◆ What you are asked to do: All of the data should be repeated exactly; pictures are not part of the copy.

※ ※ ※

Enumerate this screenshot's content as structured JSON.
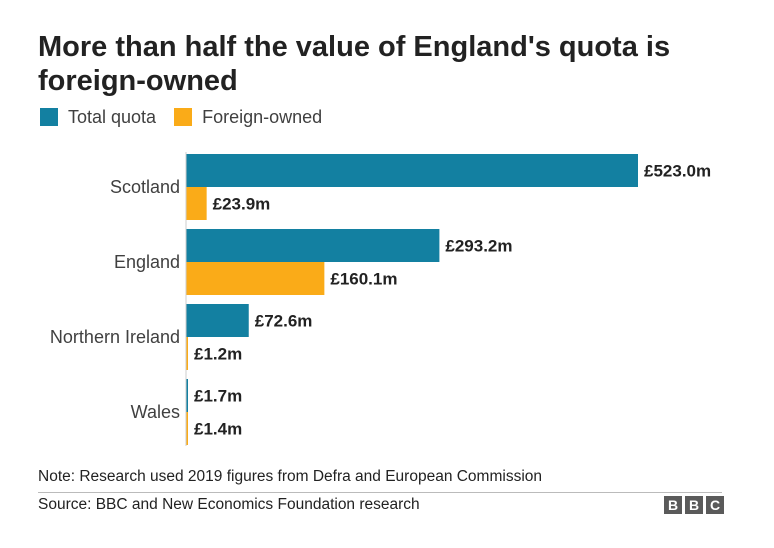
{
  "title": "More than half the value of England's quota is foreign-owned",
  "legend": [
    {
      "label": "Total quota",
      "color": "#1380A1"
    },
    {
      "label": "Foreign-owned",
      "color": "#FAAB18"
    }
  ],
  "chart_data": {
    "type": "bar",
    "orientation": "horizontal",
    "categories": [
      "Scotland",
      "England",
      "Northern Ireland",
      "Wales"
    ],
    "series": [
      {
        "name": "Total quota",
        "color": "#1380A1",
        "values": [
          523.0,
          293.2,
          72.6,
          1.7
        ],
        "labels": [
          "£523.0m",
          "£293.2m",
          "£72.6m",
          "£1.7m"
        ]
      },
      {
        "name": "Foreign-owned",
        "color": "#FAAB18",
        "values": [
          23.9,
          160.1,
          1.2,
          1.4
        ],
        "labels": [
          "£23.9m",
          "£160.1m",
          "£1.2m",
          "£1.4m"
        ]
      }
    ],
    "unit": "£m",
    "xlim": [
      0,
      523.0
    ],
    "grid": false
  },
  "note": "Note: Research used 2019 figures from Defra and European Commission",
  "source": "Source: BBC and New Economics Foundation research",
  "logo": [
    "B",
    "B",
    "C"
  ]
}
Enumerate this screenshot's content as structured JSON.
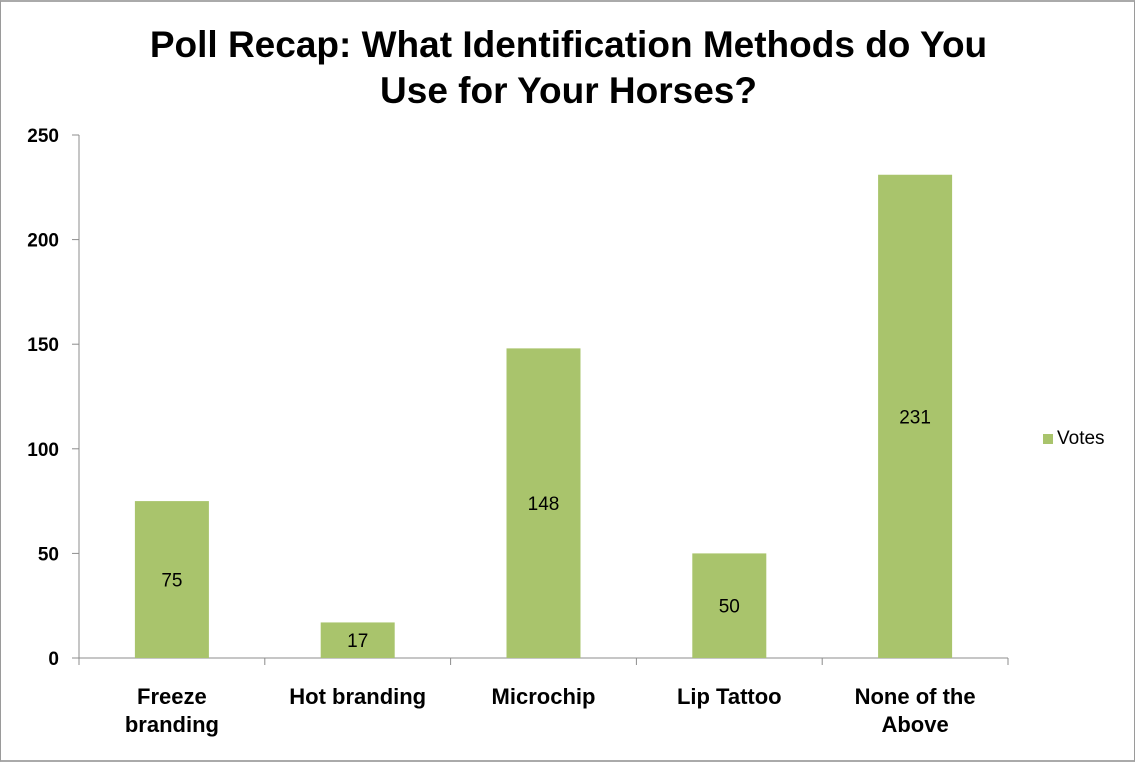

※ ※ ※

◆ Finished task:
Enumerate this screenshot's content as structured JSON.
{
  "title": "More than half the value of England's quota is foreign-owned",
  "legend": [
    {
      "label": "Total quota",
      "color": "#1380A1"
    },
    {
      "label": "Foreign-owned",
      "color": "#FAAB18"
    }
  ],
  "chart_data": {
    "type": "bar",
    "orientation": "horizontal",
    "categories": [
      "Scotland",
      "England",
      "Northern Ireland",
      "Wales"
    ],
    "series": [
      {
        "name": "Total quota",
        "color": "#1380A1",
        "values": [
          523.0,
          293.2,
          72.6,
          1.7
        ],
        "labels": [
          "£523.0m",
          "£293.2m",
          "£72.6m",
          "£1.7m"
        ]
      },
      {
        "name": "Foreign-owned",
        "color": "#FAAB18",
        "values": [
          23.9,
          160.1,
          1.2,
          1.4
        ],
        "labels": [
          "£23.9m",
          "£160.1m",
          "£1.2m",
          "£1.4m"
        ]
      }
    ],
    "unit": "£m",
    "xlim": [
      0,
      523.0
    ],
    "grid": false
  },
  "note": "Note: Research used 2019 figures from Defra and European Commission",
  "source": "Source: BBC and New Economics Foundation research",
  "logo": [
    "B",
    "B",
    "C"
  ]
}
Enumerate this screenshot's content as structured JSON.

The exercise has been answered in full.